AIM: From the records below, extract all the text exactly and leave the images behind.

INPUT DATA:
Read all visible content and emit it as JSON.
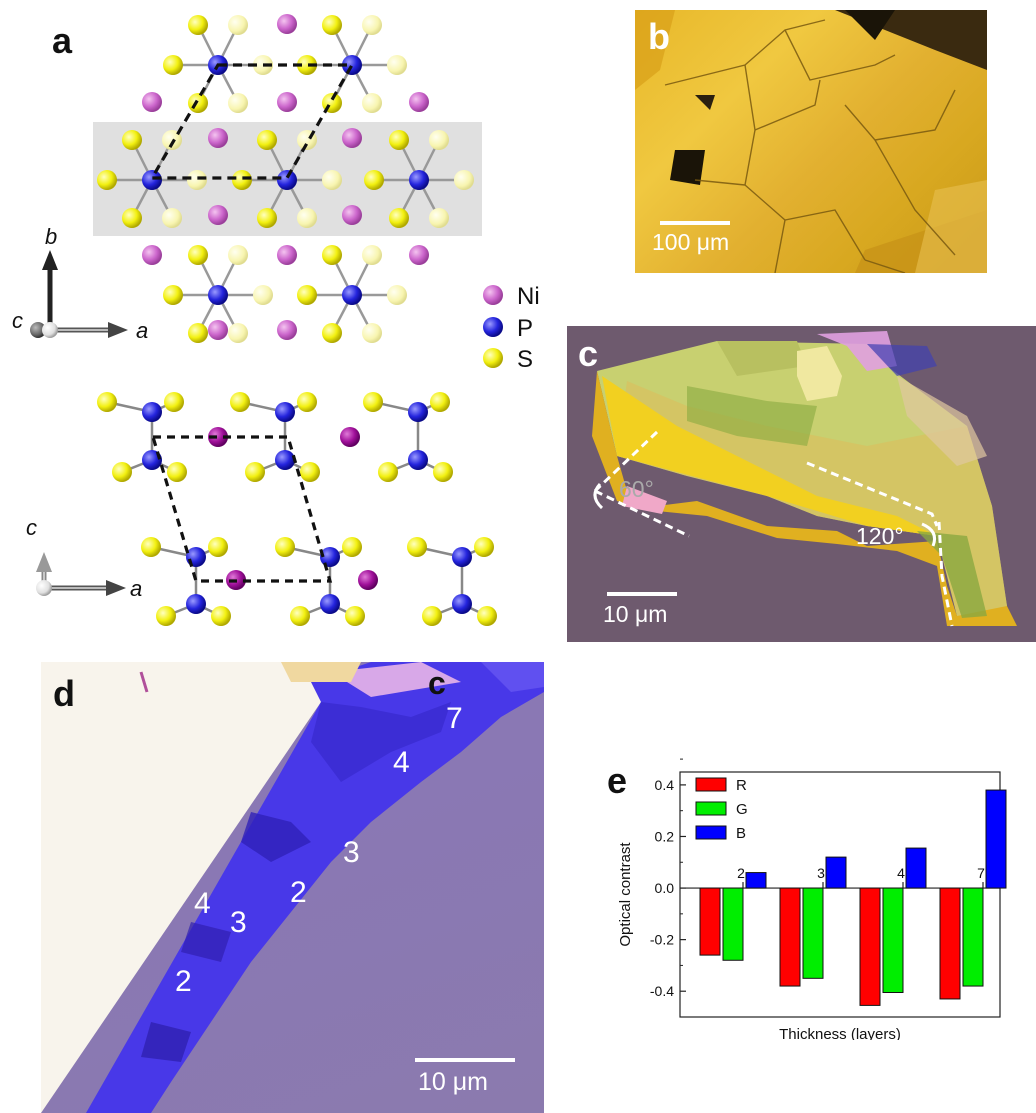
{
  "panels": {
    "a": {
      "label": "a",
      "legend": [
        {
          "label": "Ni",
          "color": "#cc66cc"
        },
        {
          "label": "P",
          "color": "#2222dd"
        },
        {
          "label": "S",
          "color": "#eeee11"
        }
      ],
      "top_axes": {
        "vertical": "b",
        "depth": "c",
        "horizontal": "a"
      },
      "bottom_axes": {
        "vertical": "c",
        "horizontal": "a"
      }
    },
    "b": {
      "label": "b",
      "scalebar": "100 μm"
    },
    "c": {
      "label": "c",
      "scalebar": "10 μm",
      "angle1": "60°",
      "angle2": "120°"
    },
    "d": {
      "label": "d",
      "scalebar": "10 μm",
      "corner_label": "c",
      "layer_labels": [
        "7",
        "4",
        "3",
        "2",
        "4",
        "3",
        "2"
      ]
    },
    "e": {
      "label": "e"
    }
  },
  "chart_data": {
    "type": "bar",
    "categories": [
      "2",
      "3",
      "4",
      "7"
    ],
    "series": [
      {
        "name": "R",
        "color": "#ff0000",
        "values": [
          -0.26,
          -0.38,
          -0.455,
          -0.43
        ]
      },
      {
        "name": "G",
        "color": "#00ee00",
        "values": [
          -0.28,
          -0.35,
          -0.405,
          -0.38
        ]
      },
      {
        "name": "B",
        "color": "#0000ff",
        "values": [
          0.06,
          0.12,
          0.155,
          0.38
        ]
      }
    ],
    "xlabel": "Thickness  (layers)",
    "ylabel": "Optical contrast",
    "ylim": [
      -0.5,
      0.45
    ],
    "yticks": [
      "0.4",
      "0.2",
      "0.0",
      "-0.2",
      "-0.4"
    ],
    "legend_position": "top-left"
  }
}
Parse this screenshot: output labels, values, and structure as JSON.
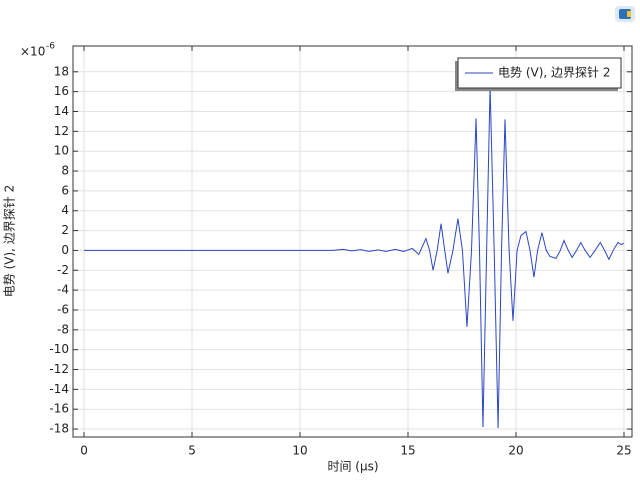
{
  "chart_data": {
    "type": "line",
    "x_label": "时间 (μs)",
    "y_label": "电势 (V), 边界探针 2",
    "y_scale_label": "×10",
    "y_scale_exponent": "-6",
    "xlim": [
      -0.51,
      25.37
    ],
    "ylim": [
      -18.8,
      20.6
    ],
    "xticks": [
      0,
      5,
      10,
      15,
      20,
      25
    ],
    "yticks": [
      -18,
      -16,
      -14,
      -12,
      -10,
      -8,
      -6,
      -4,
      -2,
      0,
      2,
      4,
      6,
      8,
      10,
      12,
      14,
      16,
      18
    ],
    "grid": true,
    "legend": "upper right",
    "x": [
      0,
      11.5,
      12,
      12.4,
      12.8,
      13.2,
      13.6,
      14,
      14.4,
      14.8,
      15.2,
      15.5,
      15.83,
      16.0,
      16.16,
      16.35,
      16.53,
      16.7,
      16.85,
      17.08,
      17.31,
      17.52,
      17.73,
      17.94,
      18.15,
      18.31,
      18.47,
      18.64,
      18.8,
      18.99,
      19.17,
      19.33,
      19.49,
      19.68,
      19.86,
      20.05,
      20.23,
      20.46,
      20.65,
      20.83,
      21.0,
      21.2,
      21.4,
      21.57,
      21.85,
      22.05,
      22.22,
      22.42,
      22.6,
      22.8,
      23.0,
      23.2,
      23.43,
      23.66,
      23.9,
      24.1,
      24.3,
      24.5,
      24.72,
      24.86,
      25
    ],
    "series": [
      {
        "name": "电势 (V), 边界探针 2",
        "color": "#2a46c4",
        "values": [
          0,
          0,
          0.1,
          -0.05,
          0.08,
          -0.1,
          0.05,
          -0.1,
          0.1,
          -0.1,
          0.2,
          -0.4,
          1.2,
          0,
          -2.0,
          0,
          2.7,
          0,
          -2.3,
          0,
          3.2,
          0,
          -7.7,
          0,
          13.3,
          0,
          -17.8,
          0,
          16.5,
          0,
          -17.9,
          0,
          13.2,
          0,
          -7.1,
          0,
          1.5,
          1.9,
          0,
          -2.7,
          0,
          1.8,
          0,
          -0.6,
          -0.8,
          0,
          1.0,
          0,
          -0.7,
          0,
          0.8,
          0,
          -0.7,
          0,
          0.8,
          0,
          -0.9,
          0,
          0.8,
          0.6,
          0.7
        ]
      }
    ]
  }
}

OUTPUT FOR THIS EXERCISE:
Read all visible content and emit it as JSON.
{
  "panels": {
    "a": {
      "label": "a",
      "legend": [
        {
          "label": "Ni",
          "color": "#cc66cc"
        },
        {
          "label": "P",
          "color": "#2222dd"
        },
        {
          "label": "S",
          "color": "#eeee11"
        }
      ],
      "top_axes": {
        "vertical": "b",
        "depth": "c",
        "horizontal": "a"
      },
      "bottom_axes": {
        "vertical": "c",
        "horizontal": "a"
      }
    },
    "b": {
      "label": "b",
      "scalebar": "100 μm"
    },
    "c": {
      "label": "c",
      "scalebar": "10 μm",
      "angle1": "60°",
      "angle2": "120°"
    },
    "d": {
      "label": "d",
      "scalebar": "10 μm",
      "corner_label": "c",
      "layer_labels": [
        "7",
        "4",
        "3",
        "2",
        "4",
        "3",
        "2"
      ]
    },
    "e": {
      "label": "e"
    }
  },
  "chart_data": {
    "type": "bar",
    "categories": [
      "2",
      "3",
      "4",
      "7"
    ],
    "series": [
      {
        "name": "R",
        "color": "#ff0000",
        "values": [
          -0.26,
          -0.38,
          -0.455,
          -0.43
        ]
      },
      {
        "name": "G",
        "color": "#00ee00",
        "values": [
          -0.28,
          -0.35,
          -0.405,
          -0.38
        ]
      },
      {
        "name": "B",
        "color": "#0000ff",
        "values": [
          0.06,
          0.12,
          0.155,
          0.38
        ]
      }
    ],
    "xlabel": "Thickness  (layers)",
    "ylabel": "Optical contrast",
    "ylim": [
      -0.5,
      0.45
    ],
    "yticks": [
      "0.4",
      "0.2",
      "0.0",
      "-0.2",
      "-0.4"
    ],
    "legend_position": "top-left"
  }
}
Parse this screenshot: output labels, values, and structure as JSON.
{
  "chart_data": {
    "type": "line",
    "x_label": "时间 (μs)",
    "y_label": "电势 (V), 边界探针 2",
    "y_scale_label": "×10",
    "y_scale_exponent": "-6",
    "xlim": [
      -0.51,
      25.37
    ],
    "ylim": [
      -18.8,
      20.6
    ],
    "xticks": [
      0,
      5,
      10,
      15,
      20,
      25
    ],
    "yticks": [
      -18,
      -16,
      -14,
      -12,
      -10,
      -8,
      -6,
      -4,
      -2,
      0,
      2,
      4,
      6,
      8,
      10,
      12,
      14,
      16,
      18
    ],
    "grid": true,
    "legend": "upper right",
    "x": [
      0,
      11.5,
      12,
      12.4,
      12.8,
      13.2,
      13.6,
      14,
      14.4,
      14.8,
      15.2,
      15.5,
      15.83,
      16.0,
      16.16,
      16.35,
      16.53,
      16.7,
      16.85,
      17.08,
      17.31,
      17.52,
      17.73,
      17.94,
      18.15,
      18.31,
      18.47,
      18.64,
      18.8,
      18.99,
      19.17,
      19.33,
      19.49,
      19.68,
      19.86,
      20.05,
      20.23,
      20.46,
      20.65,
      20.83,
      21.0,
      21.2,
      21.4,
      21.57,
      21.85,
      22.05,
      22.22,
      22.42,
      22.6,
      22.8,
      23.0,
      23.2,
      23.43,
      23.66,
      23.9,
      24.1,
      24.3,
      24.5,
      24.72,
      24.86,
      25
    ],
    "series": [
      {
        "name": "电势 (V), 边界探针 2",
        "color": "#2a46c4",
        "values": [
          0,
          0,
          0.1,
          -0.05,
          0.08,
          -0.1,
          0.05,
          -0.1,
          0.1,
          -0.1,
          0.2,
          -0.4,
          1.2,
          0,
          -2.0,
          0,
          2.7,
          0,
          -2.3,
          0,
          3.2,
          0,
          -7.7,
          0,
          13.3,
          0,
          -17.8,
          0,
          16.5,
          0,
          -17.9,
          0,
          13.2,
          0,
          -7.1,
          0,
          1.5,
          1.9,
          0,
          -2.7,
          0,
          1.8,
          0,
          -0.6,
          -0.8,
          0,
          1.0,
          0,
          -0.7,
          0,
          0.8,
          0,
          -0.7,
          0,
          0.8,
          0,
          -0.9,
          0,
          0.8,
          0.6,
          0.7
        ]
      }
    ]
  }
}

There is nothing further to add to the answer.